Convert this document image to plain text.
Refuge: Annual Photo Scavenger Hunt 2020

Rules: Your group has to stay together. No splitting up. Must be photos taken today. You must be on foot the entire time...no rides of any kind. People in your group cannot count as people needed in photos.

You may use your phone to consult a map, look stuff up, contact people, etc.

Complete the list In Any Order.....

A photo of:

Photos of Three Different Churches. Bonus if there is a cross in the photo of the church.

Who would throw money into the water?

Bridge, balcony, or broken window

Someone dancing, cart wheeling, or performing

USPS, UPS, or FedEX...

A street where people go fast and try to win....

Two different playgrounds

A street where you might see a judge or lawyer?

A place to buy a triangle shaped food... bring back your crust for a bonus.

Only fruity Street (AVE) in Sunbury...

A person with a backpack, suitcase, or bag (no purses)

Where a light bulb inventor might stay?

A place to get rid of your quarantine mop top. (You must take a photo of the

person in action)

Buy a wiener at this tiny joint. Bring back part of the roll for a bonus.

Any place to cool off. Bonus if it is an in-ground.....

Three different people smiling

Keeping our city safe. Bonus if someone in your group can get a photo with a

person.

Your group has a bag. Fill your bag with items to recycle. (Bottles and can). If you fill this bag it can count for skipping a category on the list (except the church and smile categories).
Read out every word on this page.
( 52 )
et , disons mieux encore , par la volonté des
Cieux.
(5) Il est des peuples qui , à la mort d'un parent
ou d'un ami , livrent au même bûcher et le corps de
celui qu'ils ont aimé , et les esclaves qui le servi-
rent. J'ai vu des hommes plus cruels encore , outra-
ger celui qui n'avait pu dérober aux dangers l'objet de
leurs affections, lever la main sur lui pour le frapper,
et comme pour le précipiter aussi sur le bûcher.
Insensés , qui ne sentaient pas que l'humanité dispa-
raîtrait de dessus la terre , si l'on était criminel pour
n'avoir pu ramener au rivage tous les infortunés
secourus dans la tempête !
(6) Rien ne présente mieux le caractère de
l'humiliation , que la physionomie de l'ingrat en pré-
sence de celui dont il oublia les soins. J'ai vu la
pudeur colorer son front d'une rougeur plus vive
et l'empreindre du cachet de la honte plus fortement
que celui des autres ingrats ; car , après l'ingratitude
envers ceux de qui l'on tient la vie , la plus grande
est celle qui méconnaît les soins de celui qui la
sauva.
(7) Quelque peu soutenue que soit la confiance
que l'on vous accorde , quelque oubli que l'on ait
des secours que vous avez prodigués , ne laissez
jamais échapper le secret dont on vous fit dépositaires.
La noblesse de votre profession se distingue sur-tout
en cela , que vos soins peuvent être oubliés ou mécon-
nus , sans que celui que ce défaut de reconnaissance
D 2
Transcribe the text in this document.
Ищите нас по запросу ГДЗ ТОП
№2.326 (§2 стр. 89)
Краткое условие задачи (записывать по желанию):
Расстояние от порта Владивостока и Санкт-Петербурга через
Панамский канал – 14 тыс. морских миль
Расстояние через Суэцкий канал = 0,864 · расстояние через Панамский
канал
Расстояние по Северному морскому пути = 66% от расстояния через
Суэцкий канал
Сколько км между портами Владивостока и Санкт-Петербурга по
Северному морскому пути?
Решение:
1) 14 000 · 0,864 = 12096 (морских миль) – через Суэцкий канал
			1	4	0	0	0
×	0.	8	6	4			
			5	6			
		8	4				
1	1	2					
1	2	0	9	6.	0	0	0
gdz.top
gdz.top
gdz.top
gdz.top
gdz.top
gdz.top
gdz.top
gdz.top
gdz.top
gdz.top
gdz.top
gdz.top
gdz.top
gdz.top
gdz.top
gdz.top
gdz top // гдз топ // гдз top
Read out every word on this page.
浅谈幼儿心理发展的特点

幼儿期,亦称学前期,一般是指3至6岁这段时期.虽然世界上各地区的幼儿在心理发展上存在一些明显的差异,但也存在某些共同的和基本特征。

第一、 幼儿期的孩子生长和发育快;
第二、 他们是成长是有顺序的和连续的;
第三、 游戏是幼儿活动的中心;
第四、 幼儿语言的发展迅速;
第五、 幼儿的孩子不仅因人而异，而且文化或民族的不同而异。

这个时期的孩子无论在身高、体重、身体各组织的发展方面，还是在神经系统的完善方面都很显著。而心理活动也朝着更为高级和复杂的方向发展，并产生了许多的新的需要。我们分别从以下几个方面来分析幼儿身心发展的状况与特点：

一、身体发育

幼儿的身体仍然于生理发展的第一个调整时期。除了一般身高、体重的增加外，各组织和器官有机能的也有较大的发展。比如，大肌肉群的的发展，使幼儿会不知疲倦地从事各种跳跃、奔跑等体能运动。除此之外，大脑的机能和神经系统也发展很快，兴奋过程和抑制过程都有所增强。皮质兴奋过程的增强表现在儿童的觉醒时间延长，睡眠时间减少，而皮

◆ OBJECTIVE
Repeat precisely the lines of the data starting at the one containing "Transcribe the text in this document.", last line included.

◆ EXPECTED OUTPUT
Transcribe the text in this document.
Ищите нас по запросу ГДЗ ТОП
№2.326 (§2 стр. 89)
Краткое условие задачи (записывать по желанию):
Расстояние от порта Владивостока и Санкт-Петербурга через
Панамский канал – 14 тыс. морских миль
Расстояние через Суэцкий канал = 0,864 · расстояние через Панамский
канал
Расстояние по Северному морскому пути = 66% от расстояния через
Суэцкий канал
Сколько км между портами Владивостока и Санкт-Петербурга по
Северному морскому пути?
Решение:
1) 14 000 · 0,864 = 12096 (морских миль) – через Суэцкий канал
			1	4	0	0	0
×	0.	8	6	4			
			5	6			
		8	4				
1	1	2					
1	2	0	9	6.	0	0	0
gdz.top
gdz.top
gdz.top
gdz.top
gdz.top
gdz.top
gdz.top
gdz.top
gdz.top
gdz.top
gdz.top
gdz.top
gdz.top
gdz.top
gdz.top
gdz.top
gdz top // гдз топ // гдз top
Read out every word on this page.
浅谈幼儿心理发展的特点

幼儿期,亦称学前期,一般是指3至6岁这段时期.虽然世界上各地区的幼儿在心理发展上存在一些明显的差异,但也存在某些共同的和基本特征。

第一、 幼儿期的孩子生长和发育快;
第二、 他们是成长是有顺序的和连续的;
第三、 游戏是幼儿活动的中心;
第四、 幼儿语言的发展迅速;
第五、 幼儿的孩子不仅因人而异，而且文化或民族的不同而异。

这个时期的孩子无论在身高、体重、身体各组织的发展方面，还是在神经系统的完善方面都很显著。而心理活动也朝着更为高级和复杂的方向发展，并产生了许多的新的需要。我们分别从以下几个方面来分析幼儿身心发展的状况与特点：

一、身体发育

幼儿的身体仍然于生理发展的第一个调整时期。除了一般身高、体重的增加外，各组织和器官有机能的也有较大的发展。比如，大肌肉群的的发展，使幼儿会不知疲倦地从事各种跳跃、奔跑等体能运动。除此之外，大脑的机能和神经系统也发展很快，兴奋过程和抑制过程都有所增强。皮质兴奋过程的增强表现在儿童的觉醒时间延长，睡眠时间减少，而皮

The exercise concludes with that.